**Problem requirements:** Look through the lines below and state how many hold the word "JSON". Write only the number.

+++ Record set

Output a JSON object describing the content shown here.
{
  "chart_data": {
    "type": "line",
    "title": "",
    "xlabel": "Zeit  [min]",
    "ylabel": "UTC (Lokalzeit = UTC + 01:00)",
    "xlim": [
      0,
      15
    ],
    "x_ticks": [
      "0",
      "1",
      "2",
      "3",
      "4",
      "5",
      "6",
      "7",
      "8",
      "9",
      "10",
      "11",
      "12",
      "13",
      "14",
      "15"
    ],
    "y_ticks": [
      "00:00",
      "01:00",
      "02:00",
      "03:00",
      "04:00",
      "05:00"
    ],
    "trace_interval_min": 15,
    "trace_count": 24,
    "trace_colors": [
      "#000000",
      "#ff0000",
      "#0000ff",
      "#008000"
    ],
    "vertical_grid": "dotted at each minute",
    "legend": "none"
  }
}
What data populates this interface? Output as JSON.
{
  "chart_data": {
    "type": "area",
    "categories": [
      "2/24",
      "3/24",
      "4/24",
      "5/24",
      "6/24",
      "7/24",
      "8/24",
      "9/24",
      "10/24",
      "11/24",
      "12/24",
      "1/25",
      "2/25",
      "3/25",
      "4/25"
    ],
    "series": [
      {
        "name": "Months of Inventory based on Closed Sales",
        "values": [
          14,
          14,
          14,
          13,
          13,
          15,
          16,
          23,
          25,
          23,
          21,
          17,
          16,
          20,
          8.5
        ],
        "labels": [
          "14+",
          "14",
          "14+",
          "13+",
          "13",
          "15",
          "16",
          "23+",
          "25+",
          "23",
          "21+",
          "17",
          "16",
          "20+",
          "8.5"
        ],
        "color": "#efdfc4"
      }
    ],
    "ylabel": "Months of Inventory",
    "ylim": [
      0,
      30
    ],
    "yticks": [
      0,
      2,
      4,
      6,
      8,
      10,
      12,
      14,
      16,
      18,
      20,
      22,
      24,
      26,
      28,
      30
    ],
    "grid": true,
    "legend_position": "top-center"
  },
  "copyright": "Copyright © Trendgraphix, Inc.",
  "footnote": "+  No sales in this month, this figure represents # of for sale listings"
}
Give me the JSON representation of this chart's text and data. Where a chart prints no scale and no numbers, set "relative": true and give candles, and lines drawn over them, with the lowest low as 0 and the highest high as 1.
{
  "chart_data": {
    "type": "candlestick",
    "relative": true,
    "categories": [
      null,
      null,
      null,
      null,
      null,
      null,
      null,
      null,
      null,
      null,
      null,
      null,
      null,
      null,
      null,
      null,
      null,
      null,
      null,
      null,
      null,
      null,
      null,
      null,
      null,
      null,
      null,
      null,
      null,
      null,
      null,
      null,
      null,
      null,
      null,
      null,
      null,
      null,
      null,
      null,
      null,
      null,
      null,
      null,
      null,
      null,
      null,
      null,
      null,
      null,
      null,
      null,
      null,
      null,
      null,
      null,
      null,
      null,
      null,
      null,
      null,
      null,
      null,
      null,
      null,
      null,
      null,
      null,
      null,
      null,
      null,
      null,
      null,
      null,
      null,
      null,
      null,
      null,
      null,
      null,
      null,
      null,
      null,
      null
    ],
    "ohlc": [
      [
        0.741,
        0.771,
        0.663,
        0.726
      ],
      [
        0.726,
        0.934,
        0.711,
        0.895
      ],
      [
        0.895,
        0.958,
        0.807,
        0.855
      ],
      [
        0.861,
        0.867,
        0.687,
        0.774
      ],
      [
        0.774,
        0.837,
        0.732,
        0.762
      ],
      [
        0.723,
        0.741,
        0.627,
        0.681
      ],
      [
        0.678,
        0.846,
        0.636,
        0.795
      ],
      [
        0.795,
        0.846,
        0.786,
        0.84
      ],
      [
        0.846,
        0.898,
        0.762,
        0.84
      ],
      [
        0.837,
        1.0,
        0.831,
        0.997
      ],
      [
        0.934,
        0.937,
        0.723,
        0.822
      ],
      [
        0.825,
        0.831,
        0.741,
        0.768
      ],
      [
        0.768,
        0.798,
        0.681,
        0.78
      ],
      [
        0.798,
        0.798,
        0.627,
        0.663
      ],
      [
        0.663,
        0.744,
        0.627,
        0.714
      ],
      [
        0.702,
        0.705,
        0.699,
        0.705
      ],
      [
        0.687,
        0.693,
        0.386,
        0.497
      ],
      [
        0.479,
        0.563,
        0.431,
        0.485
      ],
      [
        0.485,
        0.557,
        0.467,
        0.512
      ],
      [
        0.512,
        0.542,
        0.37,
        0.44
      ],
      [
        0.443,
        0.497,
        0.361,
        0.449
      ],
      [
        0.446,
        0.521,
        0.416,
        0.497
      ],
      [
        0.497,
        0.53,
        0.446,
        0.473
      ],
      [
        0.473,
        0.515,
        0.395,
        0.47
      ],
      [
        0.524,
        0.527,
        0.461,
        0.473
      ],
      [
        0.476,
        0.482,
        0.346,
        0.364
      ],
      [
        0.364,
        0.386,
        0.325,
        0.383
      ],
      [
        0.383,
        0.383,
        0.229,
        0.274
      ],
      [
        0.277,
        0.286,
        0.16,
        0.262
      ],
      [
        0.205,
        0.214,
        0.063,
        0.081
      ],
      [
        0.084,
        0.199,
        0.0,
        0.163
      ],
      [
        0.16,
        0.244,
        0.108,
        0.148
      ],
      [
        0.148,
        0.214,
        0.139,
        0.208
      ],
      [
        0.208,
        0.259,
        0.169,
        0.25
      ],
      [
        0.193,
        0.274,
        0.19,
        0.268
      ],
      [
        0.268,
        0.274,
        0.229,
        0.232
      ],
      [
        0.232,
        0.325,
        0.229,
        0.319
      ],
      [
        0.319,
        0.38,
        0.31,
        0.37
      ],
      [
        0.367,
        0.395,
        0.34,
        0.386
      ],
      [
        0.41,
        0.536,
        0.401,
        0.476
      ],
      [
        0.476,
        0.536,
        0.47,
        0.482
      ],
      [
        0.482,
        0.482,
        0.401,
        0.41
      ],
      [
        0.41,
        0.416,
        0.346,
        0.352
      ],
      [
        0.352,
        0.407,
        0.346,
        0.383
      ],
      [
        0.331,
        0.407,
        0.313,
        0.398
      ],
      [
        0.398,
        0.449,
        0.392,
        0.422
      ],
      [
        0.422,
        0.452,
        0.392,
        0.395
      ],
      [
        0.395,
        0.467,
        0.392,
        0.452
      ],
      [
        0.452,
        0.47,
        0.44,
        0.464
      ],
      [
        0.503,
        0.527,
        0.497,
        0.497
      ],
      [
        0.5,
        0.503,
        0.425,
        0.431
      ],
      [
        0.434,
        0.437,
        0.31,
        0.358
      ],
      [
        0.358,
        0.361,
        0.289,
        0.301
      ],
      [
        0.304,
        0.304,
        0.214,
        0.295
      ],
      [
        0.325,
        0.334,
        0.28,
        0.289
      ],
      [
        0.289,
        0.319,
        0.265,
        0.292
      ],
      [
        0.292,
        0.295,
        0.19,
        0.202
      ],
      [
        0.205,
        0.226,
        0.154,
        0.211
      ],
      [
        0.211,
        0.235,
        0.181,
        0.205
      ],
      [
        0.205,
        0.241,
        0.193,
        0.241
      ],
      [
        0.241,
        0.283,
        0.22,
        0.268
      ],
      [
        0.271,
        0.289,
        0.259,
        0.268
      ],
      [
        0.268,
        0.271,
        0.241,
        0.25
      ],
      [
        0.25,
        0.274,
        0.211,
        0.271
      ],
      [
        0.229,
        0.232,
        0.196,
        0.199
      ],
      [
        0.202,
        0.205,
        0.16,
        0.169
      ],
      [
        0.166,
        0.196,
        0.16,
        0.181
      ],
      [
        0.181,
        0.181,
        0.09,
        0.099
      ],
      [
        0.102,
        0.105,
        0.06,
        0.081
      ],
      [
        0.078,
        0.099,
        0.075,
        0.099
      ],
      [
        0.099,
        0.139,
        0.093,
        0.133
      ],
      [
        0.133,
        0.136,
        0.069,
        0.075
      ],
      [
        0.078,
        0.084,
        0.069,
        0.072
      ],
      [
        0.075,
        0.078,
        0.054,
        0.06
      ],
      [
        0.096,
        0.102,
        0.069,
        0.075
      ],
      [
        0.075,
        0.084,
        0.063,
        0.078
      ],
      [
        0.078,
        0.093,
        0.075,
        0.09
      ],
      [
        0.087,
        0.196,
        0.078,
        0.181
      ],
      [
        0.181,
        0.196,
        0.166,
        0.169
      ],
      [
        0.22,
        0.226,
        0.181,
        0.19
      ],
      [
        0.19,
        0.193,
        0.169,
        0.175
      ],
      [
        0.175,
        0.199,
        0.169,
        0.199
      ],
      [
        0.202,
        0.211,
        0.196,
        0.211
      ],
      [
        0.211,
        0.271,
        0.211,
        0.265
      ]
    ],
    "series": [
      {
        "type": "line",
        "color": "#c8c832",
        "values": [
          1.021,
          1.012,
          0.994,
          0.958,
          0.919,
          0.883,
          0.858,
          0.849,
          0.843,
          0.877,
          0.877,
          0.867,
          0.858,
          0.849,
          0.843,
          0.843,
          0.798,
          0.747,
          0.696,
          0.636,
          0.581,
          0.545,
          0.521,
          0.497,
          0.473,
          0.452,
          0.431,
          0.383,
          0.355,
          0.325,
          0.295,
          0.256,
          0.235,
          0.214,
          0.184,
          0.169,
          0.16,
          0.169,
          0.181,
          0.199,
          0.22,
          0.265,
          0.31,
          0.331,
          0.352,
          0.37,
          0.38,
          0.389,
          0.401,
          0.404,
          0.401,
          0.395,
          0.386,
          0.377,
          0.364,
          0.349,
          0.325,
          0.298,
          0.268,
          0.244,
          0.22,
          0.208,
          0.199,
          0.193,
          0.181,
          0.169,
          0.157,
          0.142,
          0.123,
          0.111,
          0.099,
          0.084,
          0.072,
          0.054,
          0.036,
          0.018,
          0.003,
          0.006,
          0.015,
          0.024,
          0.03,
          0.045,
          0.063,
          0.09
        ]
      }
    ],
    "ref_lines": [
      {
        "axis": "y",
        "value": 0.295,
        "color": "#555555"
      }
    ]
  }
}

++++++

**Full output:** 3